Exercise requirements
Exclude the pictures; give every entry again exactly as written.

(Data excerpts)
____________________
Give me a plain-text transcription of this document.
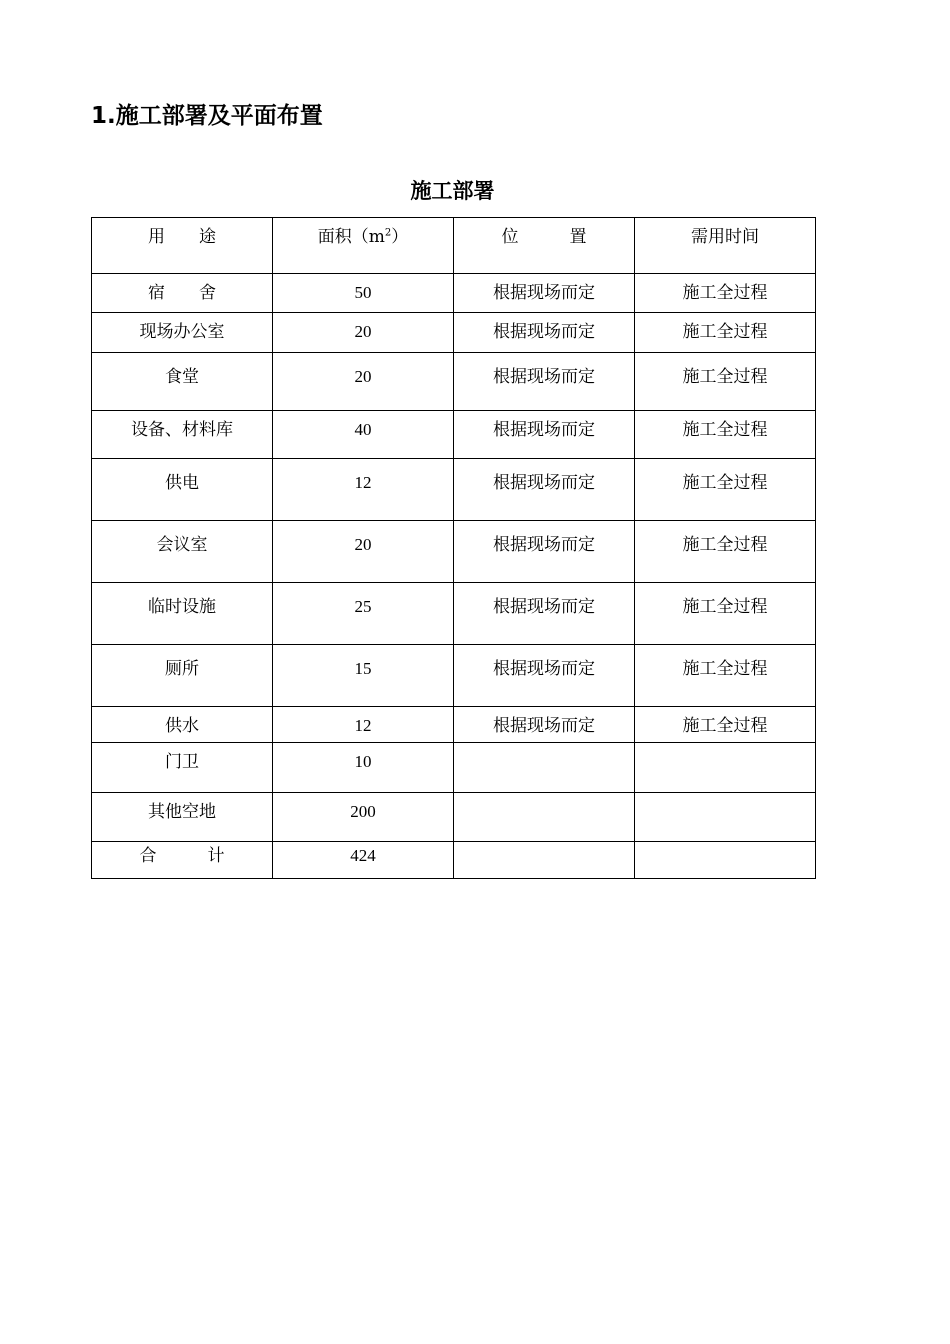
1.施工部署及平面布置
施工部署
用　　途	面积$(m^2)$	位　　　置	需用时间
宿　　舍	50	根据现场而定	施工全过程
现场办公室	20	根据现场而定	施工全过程
食堂	20	根据现场而定	施工全过程
设备、材料库	40	根据现场而定	施工全过程
供电	12	根据现场而定	施工全过程
会议室	20	根据现场而定	施工全过程
临时设施	25	根据现场而定	施工全过程
厕所	15	根据现场而定	施工全过程
供水	12	根据现场而定	施工全过程
门卫	10		
其他空地	200		
合　　　计	424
____________________
Completed task
Give me a plain-text transcription of this document.
1.施工部署及平面布置
施工部署
用　　途	面积$(m^2)$	位　　　置	需用时间
宿　　舍	50	根据现场而定	施工全过程
现场办公室	20	根据现场而定	施工全过程
食堂	20	根据现场而定	施工全过程
设备、材料库	40	根据现场而定	施工全过程
供电	12	根据现场而定	施工全过程
会议室	20	根据现场而定	施工全过程
临时设施	25	根据现场而定	施工全过程
厕所	15	根据现场而定	施工全过程
供水	12	根据现场而定	施工全过程
门卫	10		
其他空地	200		
合　　　计	424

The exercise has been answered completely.